### Kutipan:

□ □ □

REPUBLIKA.CO.ID, TEHERAN -- Presiden Iran Hassan Rouhani mengatakan negaranya mengalami tahun yang paling tersulit tidak hanya pandemi virus corona, tapi juga sejumlah sanksi yang diterapkan Amerika Serikat (AS).
"Tahun ini menjadi yang paling sulit karena tekanan ekonomi musuh dan pandemi," kata Rouhani dalam pidatonya yang disiarkan televisi, Ahad (28/6).
Krisis virus corona memperburuk masalah ekonomi yang semakin sulit setelah Presiden AS Donald Trump menarik AS dari perjanjian nuklir Iran pada 2018 lalu dan menerapkan kembali sejumlah sanksi yang sebelumnya sudah dicabut. Pada Ahad ini, mata uang rial Iran berada di titik terlemahnya terhadap dolar AS.
"Tekanan ekonomi yang dimulai pada tahun 2018 semakin meningkat dan hari ini tekanan tersulit bagi negara tercinta kami," kata Rouhani.

□ □ □

### Data yang Dikaji:
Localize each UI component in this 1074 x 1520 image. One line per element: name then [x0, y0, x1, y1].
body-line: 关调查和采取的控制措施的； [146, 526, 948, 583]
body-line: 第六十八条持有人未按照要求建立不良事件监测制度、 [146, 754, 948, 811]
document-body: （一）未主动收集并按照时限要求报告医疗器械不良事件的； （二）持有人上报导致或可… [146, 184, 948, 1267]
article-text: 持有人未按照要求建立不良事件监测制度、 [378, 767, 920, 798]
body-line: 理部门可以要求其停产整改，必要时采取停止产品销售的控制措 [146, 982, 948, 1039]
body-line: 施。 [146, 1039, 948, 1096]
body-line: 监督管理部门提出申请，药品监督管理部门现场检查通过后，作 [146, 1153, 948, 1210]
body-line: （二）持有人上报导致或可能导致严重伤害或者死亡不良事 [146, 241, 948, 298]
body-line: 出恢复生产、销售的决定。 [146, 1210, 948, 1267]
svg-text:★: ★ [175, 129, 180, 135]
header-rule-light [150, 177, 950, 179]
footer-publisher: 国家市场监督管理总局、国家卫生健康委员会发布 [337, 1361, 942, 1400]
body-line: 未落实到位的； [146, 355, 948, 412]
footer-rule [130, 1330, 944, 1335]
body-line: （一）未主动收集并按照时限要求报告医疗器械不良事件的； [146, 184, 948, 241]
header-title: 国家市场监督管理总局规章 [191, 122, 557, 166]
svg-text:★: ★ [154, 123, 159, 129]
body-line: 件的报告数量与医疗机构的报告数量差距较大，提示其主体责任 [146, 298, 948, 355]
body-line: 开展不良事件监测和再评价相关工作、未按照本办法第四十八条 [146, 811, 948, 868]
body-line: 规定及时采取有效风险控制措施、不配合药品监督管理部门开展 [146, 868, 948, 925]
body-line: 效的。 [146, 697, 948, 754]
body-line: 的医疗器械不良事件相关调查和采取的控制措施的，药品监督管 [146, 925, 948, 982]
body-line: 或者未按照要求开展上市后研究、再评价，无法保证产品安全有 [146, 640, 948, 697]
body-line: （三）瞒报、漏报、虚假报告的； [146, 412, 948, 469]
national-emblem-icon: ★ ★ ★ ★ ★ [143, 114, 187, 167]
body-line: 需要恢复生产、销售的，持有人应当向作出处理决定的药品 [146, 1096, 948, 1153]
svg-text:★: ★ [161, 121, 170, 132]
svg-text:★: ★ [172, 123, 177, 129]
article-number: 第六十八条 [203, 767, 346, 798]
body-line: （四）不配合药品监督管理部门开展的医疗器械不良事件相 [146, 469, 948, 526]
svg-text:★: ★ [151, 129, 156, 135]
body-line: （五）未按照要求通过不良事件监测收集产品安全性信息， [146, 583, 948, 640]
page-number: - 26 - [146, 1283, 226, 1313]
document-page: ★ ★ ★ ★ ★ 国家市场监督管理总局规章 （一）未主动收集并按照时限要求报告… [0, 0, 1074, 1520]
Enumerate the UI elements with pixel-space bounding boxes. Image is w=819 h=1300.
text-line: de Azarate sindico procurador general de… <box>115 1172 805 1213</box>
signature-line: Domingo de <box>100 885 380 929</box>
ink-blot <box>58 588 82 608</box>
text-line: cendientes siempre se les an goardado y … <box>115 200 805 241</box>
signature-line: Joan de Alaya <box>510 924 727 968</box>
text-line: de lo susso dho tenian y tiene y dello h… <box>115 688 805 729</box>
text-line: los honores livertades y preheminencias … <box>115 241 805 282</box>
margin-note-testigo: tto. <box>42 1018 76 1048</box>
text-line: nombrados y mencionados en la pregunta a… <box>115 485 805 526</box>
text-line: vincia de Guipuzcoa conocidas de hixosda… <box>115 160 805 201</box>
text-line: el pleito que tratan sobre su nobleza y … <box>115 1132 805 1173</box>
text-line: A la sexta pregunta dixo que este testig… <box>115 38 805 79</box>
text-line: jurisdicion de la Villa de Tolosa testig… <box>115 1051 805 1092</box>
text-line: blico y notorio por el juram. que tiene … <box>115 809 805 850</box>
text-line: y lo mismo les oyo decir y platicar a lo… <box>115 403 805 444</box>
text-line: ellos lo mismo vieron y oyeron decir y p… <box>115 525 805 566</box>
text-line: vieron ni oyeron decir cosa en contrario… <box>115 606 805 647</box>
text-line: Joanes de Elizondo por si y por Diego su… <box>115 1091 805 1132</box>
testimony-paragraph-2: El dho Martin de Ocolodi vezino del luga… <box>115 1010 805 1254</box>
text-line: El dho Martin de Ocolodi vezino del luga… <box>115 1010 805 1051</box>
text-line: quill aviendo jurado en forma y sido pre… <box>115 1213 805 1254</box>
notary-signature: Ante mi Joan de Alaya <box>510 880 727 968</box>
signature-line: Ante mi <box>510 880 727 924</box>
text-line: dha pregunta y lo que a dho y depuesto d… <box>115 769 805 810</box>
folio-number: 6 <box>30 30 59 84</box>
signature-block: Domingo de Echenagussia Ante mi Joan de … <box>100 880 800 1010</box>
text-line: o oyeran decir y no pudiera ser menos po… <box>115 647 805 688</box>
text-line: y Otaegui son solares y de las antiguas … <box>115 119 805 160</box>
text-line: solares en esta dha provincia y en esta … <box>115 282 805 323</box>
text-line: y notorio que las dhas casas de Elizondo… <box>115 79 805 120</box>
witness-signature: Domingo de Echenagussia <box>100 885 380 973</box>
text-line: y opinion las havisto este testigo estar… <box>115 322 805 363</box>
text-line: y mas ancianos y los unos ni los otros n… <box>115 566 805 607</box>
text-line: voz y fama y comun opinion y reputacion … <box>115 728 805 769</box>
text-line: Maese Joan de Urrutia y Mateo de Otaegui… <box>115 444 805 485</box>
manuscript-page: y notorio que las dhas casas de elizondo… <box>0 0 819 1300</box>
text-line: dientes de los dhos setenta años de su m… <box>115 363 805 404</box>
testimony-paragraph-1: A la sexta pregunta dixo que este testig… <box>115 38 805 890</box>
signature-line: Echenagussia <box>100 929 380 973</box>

□ □ □

### Ketentuan Latihan:
Ketik ulang seluruh kutipan di atas kata demi kata tanpa mengubah apa pun.

### Tugas Terselesaikan:
REPUBLIKA.CO.ID, TEHERAN -- Presiden Iran Hassan Rouhani mengatakan negaranya mengalami tahun yang paling tersulit tidak hanya pandemi virus corona, tapi juga sejumlah sanksi yang diterapkan Amerika Serikat (AS).
"Tahun ini menjadi yang paling sulit karena tekanan ekonomi musuh dan pandemi," kata Rouhani dalam pidatonya yang disiarkan televisi, Ahad (28/6).
Krisis virus corona memperburuk masalah ekonomi yang semakin sulit setelah Presiden AS Donald Trump menarik AS dari perjanjian nuklir Iran pada 2018 lalu dan menerapkan kembali sejumlah sanksi yang sebelumnya sudah dicabut. Pada Ahad ini, mata uang rial Iran berada di titik terlemahnya terhadap dolar AS.
"Tekanan ekonomi yang dimulai pada tahun 2018 semakin meningkat dan hari ini tekanan tersulit bagi negara tercinta kami," kata Rouhani.